> [Data excerpts]:
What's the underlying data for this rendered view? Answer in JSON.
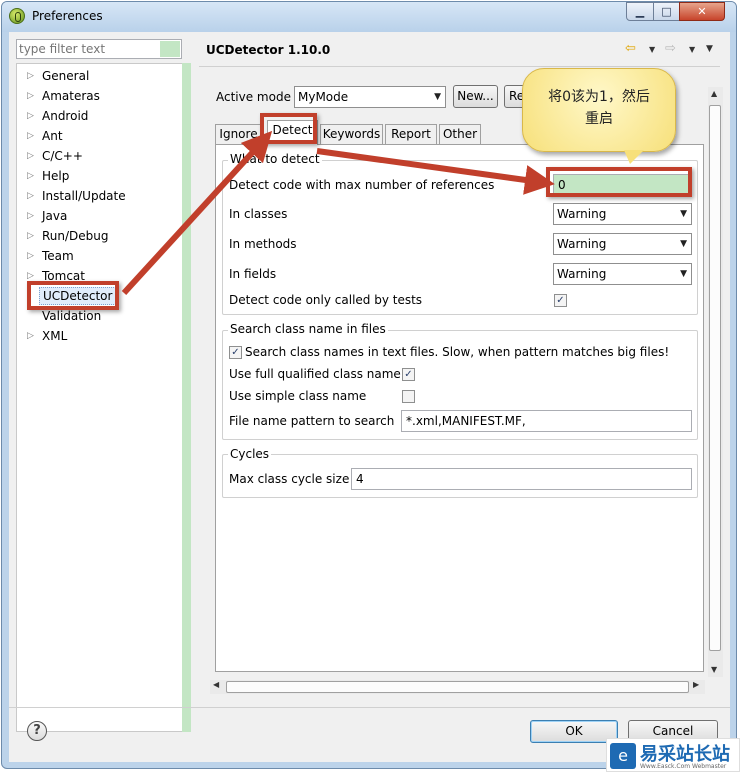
{
  "window": {
    "title": "Preferences",
    "min": "▁",
    "max": "□",
    "close": "✕"
  },
  "filter": {
    "placeholder": "type filter text"
  },
  "tree": [
    {
      "label": "General",
      "arrow": "▷"
    },
    {
      "label": "Amateras",
      "arrow": "▷"
    },
    {
      "label": "Android",
      "arrow": "▷"
    },
    {
      "label": "Ant",
      "arrow": "▷"
    },
    {
      "label": "C/C++",
      "arrow": "▷"
    },
    {
      "label": "Help",
      "arrow": "▷"
    },
    {
      "label": "Install/Update",
      "arrow": "▷"
    },
    {
      "label": "Java",
      "arrow": "▷"
    },
    {
      "label": "Run/Debug",
      "arrow": "▷"
    },
    {
      "label": "Team",
      "arrow": "▷"
    },
    {
      "label": "Tomcat",
      "arrow": "▷"
    },
    {
      "label": "UCDetector",
      "arrow": "",
      "selected": true
    },
    {
      "label": "Validation",
      "arrow": ""
    },
    {
      "label": "XML",
      "arrow": "▷"
    }
  ],
  "page": {
    "title": "UCDetector 1.10.0",
    "nav": {
      "back": "⇦",
      "forward": "⇨",
      "dropdown": "▼",
      "menu": "▼"
    }
  },
  "mode": {
    "label": "Active mode",
    "value": "MyMode",
    "new_button": "New...",
    "remove_button": "Re"
  },
  "tabs": [
    "Ignore",
    "Detect",
    "Keywords",
    "Report",
    "Other"
  ],
  "active_tab": "Detect",
  "what_to_detect": {
    "title": "What to detect",
    "max_refs_label": "Detect code with max number of references",
    "max_refs_value": "0",
    "in_classes_label": "In classes",
    "in_classes_value": "Warning",
    "in_methods_label": "In methods",
    "in_methods_value": "Warning",
    "in_fields_label": "In fields",
    "in_fields_value": "Warning",
    "tests_only_label": "Detect code only called by tests",
    "tests_only_checked": "✓"
  },
  "search_class": {
    "title": "Search class name in files",
    "search_text_label": "Search class names in text files. Slow, when pattern matches big files!",
    "search_text_checked": "✓",
    "full_qualified_label": "Use full qualified class name",
    "full_qualified_checked": "✓",
    "simple_name_label": "Use simple class name",
    "simple_name_checked": "",
    "pattern_label": "File name pattern to search",
    "pattern_value": "*.xml,MANIFEST.MF,"
  },
  "cycles": {
    "title": "Cycles",
    "max_size_label": "Max class cycle size",
    "max_size_value": "4"
  },
  "buttons": {
    "ok": "OK",
    "cancel": "Cancel",
    "help": "?"
  },
  "annotation": {
    "callout_line1": "将0该为1，然后",
    "callout_line2": "重启",
    "color": "#c13f2b"
  },
  "watermark": {
    "text": "易采站长站",
    "sub": "Www.Easck.Com  Webmaster"
  },
  "dropdown_glyph": "▼"
}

> [What you need to do]:
Pictures are to be left out; repeat all the remaining data exactly.

> [Correct result]:
What's the underlying data for this rendered view? Answer in JSON.
{
  "window": {
    "title": "Preferences",
    "min": "▁",
    "max": "□",
    "close": "✕"
  },
  "filter": {
    "placeholder": "type filter text"
  },
  "tree": [
    {
      "label": "General",
      "arrow": "▷"
    },
    {
      "label": "Amateras",
      "arrow": "▷"
    },
    {
      "label": "Android",
      "arrow": "▷"
    },
    {
      "label": "Ant",
      "arrow": "▷"
    },
    {
      "label": "C/C++",
      "arrow": "▷"
    },
    {
      "label": "Help",
      "arrow": "▷"
    },
    {
      "label": "Install/Update",
      "arrow": "▷"
    },
    {
      "label": "Java",
      "arrow": "▷"
    },
    {
      "label": "Run/Debug",
      "arrow": "▷"
    },
    {
      "label": "Team",
      "arrow": "▷"
    },
    {
      "label": "Tomcat",
      "arrow": "▷"
    },
    {
      "label": "UCDetector",
      "arrow": "",
      "selected": true
    },
    {
      "label": "Validation",
      "arrow": ""
    },
    {
      "label": "XML",
      "arrow": "▷"
    }
  ],
  "page": {
    "title": "UCDetector 1.10.0",
    "nav": {
      "back": "⇦",
      "forward": "⇨",
      "dropdown": "▼",
      "menu": "▼"
    }
  },
  "mode": {
    "label": "Active mode",
    "value": "MyMode",
    "new_button": "New...",
    "remove_button": "Re"
  },
  "tabs": [
    "Ignore",
    "Detect",
    "Keywords",
    "Report",
    "Other"
  ],
  "active_tab": "Detect",
  "what_to_detect": {
    "title": "What to detect",
    "max_refs_label": "Detect code with max number of references",
    "max_refs_value": "0",
    "in_classes_label": "In classes",
    "in_classes_value": "Warning",
    "in_methods_label": "In methods",
    "in_methods_value": "Warning",
    "in_fields_label": "In fields",
    "in_fields_value": "Warning",
    "tests_only_label": "Detect code only called by tests",
    "tests_only_checked": "✓"
  },
  "search_class": {
    "title": "Search class name in files",
    "search_text_label": "Search class names in text files. Slow, when pattern matches big files!",
    "search_text_checked": "✓",
    "full_qualified_label": "Use full qualified class name",
    "full_qualified_checked": "✓",
    "simple_name_label": "Use simple class name",
    "simple_name_checked": "",
    "pattern_label": "File name pattern to search",
    "pattern_value": "*.xml,MANIFEST.MF,"
  },
  "cycles": {
    "title": "Cycles",
    "max_size_label": "Max class cycle size",
    "max_size_value": "4"
  },
  "buttons": {
    "ok": "OK",
    "cancel": "Cancel",
    "help": "?"
  },
  "annotation": {
    "callout_line1": "将0该为1，然后",
    "callout_line2": "重启",
    "color": "#c13f2b"
  },
  "watermark": {
    "text": "易采站长站",
    "sub": "Www.Easck.Com  Webmaster"
  },
  "dropdown_glyph": "▼"
}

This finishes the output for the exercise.